==== SUPPLIED MATERIAL
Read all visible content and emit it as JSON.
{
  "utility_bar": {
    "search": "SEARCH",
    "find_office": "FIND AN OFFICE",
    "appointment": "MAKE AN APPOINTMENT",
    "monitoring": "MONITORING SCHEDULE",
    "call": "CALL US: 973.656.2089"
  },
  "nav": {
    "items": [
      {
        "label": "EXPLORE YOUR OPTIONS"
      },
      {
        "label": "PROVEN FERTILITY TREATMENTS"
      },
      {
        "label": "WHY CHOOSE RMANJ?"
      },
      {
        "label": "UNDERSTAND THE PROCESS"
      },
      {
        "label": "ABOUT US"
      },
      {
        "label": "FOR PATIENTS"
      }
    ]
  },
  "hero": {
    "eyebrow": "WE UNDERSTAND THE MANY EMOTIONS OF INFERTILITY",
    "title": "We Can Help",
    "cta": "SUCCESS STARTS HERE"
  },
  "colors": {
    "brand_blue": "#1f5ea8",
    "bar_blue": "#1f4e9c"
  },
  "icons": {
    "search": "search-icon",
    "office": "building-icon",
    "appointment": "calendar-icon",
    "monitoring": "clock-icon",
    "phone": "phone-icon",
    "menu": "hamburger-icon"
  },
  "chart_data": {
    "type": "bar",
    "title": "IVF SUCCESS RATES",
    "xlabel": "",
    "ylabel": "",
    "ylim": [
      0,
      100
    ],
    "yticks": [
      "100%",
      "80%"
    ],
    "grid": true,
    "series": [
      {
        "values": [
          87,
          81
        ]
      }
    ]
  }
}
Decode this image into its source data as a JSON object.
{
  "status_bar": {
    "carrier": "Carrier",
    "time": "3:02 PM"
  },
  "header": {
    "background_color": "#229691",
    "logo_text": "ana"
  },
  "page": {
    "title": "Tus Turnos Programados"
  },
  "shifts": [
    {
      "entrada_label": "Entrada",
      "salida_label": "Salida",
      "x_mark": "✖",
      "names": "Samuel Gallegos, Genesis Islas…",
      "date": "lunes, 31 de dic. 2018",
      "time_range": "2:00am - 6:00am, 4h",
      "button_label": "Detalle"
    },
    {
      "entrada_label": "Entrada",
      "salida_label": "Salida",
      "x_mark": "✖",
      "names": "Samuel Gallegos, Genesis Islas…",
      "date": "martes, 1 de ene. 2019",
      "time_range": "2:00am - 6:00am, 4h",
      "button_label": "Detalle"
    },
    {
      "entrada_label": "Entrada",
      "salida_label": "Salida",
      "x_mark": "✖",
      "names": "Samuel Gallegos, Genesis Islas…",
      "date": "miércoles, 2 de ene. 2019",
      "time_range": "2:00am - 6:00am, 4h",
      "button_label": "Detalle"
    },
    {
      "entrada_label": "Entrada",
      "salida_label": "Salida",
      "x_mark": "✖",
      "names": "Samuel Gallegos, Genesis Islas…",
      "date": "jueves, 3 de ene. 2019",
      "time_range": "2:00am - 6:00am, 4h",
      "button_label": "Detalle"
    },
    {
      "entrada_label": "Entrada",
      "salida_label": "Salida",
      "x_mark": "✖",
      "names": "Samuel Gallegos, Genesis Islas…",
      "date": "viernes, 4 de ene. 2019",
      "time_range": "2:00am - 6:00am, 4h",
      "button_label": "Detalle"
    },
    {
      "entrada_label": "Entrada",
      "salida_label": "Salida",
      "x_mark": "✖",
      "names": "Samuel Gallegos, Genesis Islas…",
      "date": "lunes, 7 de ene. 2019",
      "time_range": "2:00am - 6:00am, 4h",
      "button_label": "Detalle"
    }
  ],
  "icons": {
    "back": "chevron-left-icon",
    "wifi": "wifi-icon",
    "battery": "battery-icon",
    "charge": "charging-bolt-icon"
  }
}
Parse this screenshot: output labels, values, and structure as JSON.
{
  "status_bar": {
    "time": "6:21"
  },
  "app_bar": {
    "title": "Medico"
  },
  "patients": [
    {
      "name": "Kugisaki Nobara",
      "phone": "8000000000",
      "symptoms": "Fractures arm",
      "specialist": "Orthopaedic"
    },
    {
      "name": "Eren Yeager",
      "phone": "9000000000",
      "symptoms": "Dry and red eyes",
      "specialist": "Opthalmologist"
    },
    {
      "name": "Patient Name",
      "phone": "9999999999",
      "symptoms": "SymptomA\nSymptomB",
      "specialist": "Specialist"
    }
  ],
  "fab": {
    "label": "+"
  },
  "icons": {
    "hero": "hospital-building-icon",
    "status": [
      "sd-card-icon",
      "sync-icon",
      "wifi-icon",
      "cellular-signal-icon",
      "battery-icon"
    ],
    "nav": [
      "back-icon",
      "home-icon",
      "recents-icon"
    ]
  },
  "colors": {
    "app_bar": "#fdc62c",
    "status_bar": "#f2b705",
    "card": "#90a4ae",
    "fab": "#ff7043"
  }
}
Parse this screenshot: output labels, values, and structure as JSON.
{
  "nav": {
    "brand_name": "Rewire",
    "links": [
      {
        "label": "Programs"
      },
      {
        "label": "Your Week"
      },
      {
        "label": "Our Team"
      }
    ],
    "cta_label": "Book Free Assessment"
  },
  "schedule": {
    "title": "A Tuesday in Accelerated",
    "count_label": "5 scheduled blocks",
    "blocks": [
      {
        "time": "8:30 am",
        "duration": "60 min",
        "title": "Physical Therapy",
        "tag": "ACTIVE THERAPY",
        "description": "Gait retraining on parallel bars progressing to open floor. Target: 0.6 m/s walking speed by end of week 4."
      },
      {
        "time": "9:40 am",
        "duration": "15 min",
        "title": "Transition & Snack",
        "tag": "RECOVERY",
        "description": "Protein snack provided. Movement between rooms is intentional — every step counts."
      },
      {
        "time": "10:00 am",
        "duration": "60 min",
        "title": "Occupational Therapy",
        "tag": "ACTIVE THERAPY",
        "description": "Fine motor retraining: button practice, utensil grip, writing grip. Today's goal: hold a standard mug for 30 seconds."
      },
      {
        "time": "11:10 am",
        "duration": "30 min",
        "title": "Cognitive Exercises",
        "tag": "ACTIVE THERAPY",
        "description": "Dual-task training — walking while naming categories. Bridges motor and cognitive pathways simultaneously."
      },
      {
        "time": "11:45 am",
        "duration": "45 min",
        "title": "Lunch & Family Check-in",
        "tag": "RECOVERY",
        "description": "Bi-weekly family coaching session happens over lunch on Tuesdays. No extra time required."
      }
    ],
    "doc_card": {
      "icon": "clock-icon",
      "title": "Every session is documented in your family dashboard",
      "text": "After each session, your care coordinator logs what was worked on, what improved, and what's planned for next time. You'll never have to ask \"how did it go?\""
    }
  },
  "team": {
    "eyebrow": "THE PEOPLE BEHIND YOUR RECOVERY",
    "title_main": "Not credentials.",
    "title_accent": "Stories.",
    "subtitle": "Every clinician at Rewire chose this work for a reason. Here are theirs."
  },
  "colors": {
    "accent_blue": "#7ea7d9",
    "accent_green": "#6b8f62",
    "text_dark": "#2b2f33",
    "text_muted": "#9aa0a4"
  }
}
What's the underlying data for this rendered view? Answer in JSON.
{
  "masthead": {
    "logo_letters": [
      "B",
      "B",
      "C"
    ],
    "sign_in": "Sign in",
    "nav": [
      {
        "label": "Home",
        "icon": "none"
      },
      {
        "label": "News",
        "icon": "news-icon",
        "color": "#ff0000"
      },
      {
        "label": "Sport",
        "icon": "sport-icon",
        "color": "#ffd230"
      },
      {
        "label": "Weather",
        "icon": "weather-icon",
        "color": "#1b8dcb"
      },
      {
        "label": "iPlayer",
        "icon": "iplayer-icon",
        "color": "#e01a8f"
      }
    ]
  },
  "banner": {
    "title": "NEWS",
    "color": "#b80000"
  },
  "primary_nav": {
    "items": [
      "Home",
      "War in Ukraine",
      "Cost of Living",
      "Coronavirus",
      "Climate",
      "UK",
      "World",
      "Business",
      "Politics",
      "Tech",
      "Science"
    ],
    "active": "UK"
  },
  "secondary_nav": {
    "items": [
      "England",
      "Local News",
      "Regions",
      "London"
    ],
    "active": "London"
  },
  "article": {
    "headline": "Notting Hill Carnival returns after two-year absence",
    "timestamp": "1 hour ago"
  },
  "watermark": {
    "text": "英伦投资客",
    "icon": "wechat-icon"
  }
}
========
PROBLEM DETAILS: Find all the lines with "symptoms" in the data and copy them.

PROBLEM SOLUTION:
      "symptoms": "Fractures arm",
      "symptoms": "Dry and red eyes",
      "symptoms": "SymptomA\nSymptomB",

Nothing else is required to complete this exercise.